OBJECTIVE: Find every line in the records below that holds the word "Francisco" and copy it.

**** DATA FOR THIS EXERCISE ****

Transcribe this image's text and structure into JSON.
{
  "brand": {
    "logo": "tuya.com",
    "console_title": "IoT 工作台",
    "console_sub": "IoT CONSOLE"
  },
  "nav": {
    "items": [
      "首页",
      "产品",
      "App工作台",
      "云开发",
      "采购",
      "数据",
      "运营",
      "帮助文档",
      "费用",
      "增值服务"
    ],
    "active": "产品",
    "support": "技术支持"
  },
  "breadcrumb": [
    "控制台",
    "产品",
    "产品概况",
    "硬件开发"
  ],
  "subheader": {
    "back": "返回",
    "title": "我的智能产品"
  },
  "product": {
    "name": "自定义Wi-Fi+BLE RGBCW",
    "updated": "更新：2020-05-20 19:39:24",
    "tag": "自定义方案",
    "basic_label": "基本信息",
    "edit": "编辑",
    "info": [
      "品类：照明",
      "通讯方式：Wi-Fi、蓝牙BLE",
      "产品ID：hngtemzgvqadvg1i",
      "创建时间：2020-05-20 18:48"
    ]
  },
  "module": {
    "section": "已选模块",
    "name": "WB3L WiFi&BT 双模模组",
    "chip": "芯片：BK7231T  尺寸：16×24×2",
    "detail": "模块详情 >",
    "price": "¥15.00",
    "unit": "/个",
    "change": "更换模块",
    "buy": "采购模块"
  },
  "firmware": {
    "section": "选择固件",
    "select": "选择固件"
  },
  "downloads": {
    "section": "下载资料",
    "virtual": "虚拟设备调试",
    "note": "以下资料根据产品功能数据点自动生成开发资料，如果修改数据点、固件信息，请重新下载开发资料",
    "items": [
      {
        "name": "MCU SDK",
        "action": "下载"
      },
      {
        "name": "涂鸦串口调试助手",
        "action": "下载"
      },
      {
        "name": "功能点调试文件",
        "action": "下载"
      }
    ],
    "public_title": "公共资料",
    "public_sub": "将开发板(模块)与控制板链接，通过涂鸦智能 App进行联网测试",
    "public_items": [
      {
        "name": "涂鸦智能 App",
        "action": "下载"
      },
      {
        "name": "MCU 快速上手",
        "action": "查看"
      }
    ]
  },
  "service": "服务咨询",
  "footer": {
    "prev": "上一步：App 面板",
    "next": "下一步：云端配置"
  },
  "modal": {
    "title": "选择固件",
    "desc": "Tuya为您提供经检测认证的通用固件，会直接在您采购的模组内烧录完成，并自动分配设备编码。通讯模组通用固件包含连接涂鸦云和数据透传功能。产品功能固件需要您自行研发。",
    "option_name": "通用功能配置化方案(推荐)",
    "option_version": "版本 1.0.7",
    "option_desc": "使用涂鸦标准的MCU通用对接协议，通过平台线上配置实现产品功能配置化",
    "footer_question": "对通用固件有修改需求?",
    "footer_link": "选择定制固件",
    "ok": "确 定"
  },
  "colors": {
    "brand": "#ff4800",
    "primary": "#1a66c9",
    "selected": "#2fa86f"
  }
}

****
**** DATA FOR THIS EXERCISE ****

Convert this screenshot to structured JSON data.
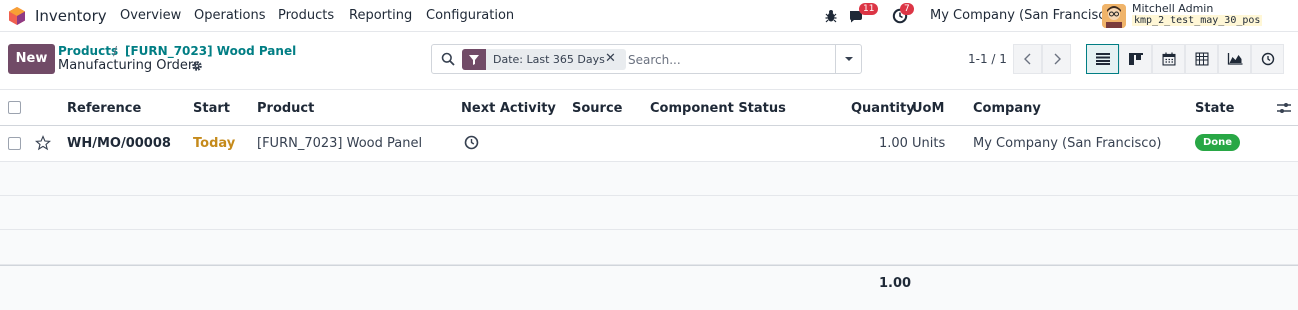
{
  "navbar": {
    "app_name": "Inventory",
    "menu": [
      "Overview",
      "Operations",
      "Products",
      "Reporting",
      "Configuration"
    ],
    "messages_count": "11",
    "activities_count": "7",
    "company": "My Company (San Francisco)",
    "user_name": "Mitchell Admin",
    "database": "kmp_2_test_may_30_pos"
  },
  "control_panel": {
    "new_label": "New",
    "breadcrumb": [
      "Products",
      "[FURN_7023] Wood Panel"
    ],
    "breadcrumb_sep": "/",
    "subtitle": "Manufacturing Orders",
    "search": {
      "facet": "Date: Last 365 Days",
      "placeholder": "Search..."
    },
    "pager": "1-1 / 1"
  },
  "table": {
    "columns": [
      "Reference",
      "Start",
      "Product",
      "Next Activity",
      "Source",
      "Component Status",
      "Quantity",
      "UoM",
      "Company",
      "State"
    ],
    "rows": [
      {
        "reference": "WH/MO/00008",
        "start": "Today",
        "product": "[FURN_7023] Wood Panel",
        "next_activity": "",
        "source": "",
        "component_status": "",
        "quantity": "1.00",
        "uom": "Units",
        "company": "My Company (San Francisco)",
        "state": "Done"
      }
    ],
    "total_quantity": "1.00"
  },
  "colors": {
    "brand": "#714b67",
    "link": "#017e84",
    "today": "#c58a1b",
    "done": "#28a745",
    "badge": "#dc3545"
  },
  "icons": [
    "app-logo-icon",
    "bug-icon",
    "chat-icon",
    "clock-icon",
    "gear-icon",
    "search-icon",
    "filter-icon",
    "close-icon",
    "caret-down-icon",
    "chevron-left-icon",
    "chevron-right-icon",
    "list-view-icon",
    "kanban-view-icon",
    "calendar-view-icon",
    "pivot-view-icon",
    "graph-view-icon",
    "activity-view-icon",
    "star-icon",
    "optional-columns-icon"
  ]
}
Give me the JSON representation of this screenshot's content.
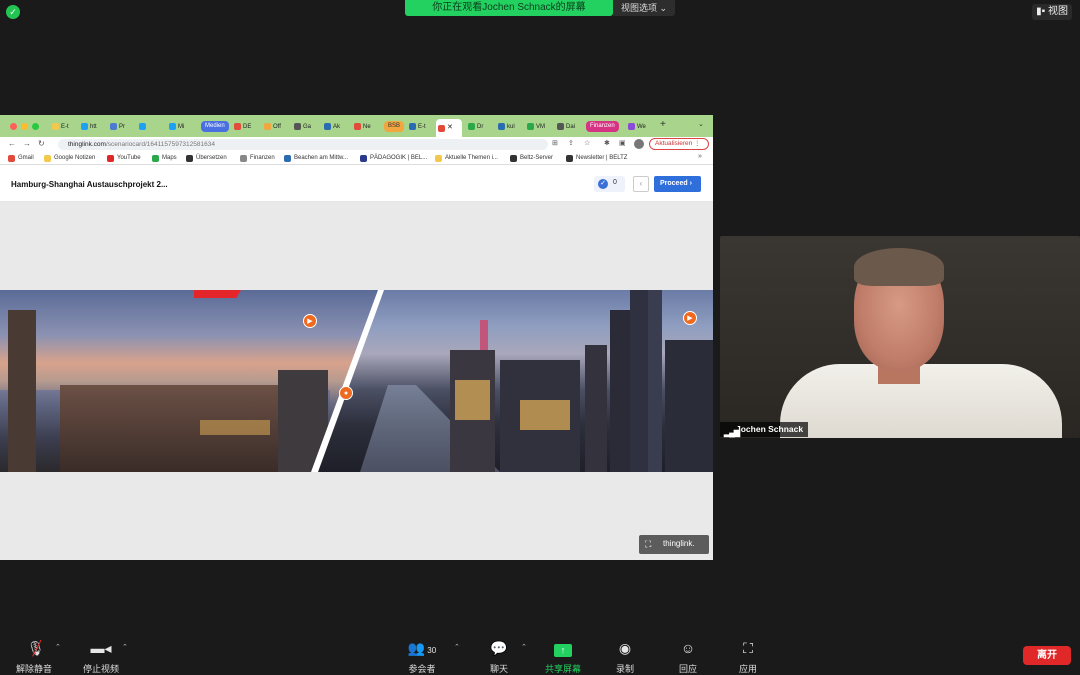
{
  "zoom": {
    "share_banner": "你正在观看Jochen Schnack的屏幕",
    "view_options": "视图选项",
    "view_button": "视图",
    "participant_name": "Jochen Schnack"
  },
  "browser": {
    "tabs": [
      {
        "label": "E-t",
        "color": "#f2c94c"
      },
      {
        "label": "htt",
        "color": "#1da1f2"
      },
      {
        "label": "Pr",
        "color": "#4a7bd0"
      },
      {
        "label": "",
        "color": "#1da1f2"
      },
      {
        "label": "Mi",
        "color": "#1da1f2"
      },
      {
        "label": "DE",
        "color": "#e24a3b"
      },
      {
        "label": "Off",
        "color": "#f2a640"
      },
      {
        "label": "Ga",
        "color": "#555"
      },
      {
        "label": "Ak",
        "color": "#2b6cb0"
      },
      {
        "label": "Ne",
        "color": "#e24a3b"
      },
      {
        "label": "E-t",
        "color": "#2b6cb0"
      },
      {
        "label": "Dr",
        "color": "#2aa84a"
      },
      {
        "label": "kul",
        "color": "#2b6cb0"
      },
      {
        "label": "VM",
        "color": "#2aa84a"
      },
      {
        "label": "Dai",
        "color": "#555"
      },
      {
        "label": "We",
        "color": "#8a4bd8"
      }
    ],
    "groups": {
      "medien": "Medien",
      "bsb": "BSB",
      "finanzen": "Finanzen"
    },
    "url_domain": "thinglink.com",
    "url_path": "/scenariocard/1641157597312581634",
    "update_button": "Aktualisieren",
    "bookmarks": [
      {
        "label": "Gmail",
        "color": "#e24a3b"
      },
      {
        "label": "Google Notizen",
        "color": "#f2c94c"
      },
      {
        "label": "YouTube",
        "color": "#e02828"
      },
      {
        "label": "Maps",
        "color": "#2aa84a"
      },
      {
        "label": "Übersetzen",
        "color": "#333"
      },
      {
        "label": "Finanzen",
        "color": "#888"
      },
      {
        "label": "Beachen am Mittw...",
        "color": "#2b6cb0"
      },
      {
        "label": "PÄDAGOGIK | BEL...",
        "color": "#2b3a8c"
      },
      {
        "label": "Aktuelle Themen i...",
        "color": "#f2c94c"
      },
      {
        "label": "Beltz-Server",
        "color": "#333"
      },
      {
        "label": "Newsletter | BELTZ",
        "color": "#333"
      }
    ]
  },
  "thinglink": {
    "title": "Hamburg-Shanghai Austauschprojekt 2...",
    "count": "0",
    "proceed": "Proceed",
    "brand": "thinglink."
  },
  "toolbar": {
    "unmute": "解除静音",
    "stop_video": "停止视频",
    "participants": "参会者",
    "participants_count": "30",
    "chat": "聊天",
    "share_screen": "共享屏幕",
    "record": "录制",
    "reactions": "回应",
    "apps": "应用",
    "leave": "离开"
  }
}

****

PROBLEM SOLUTION:
    "company": "My Company (San Francisco)",
        "company": "My Company (San Francisco)",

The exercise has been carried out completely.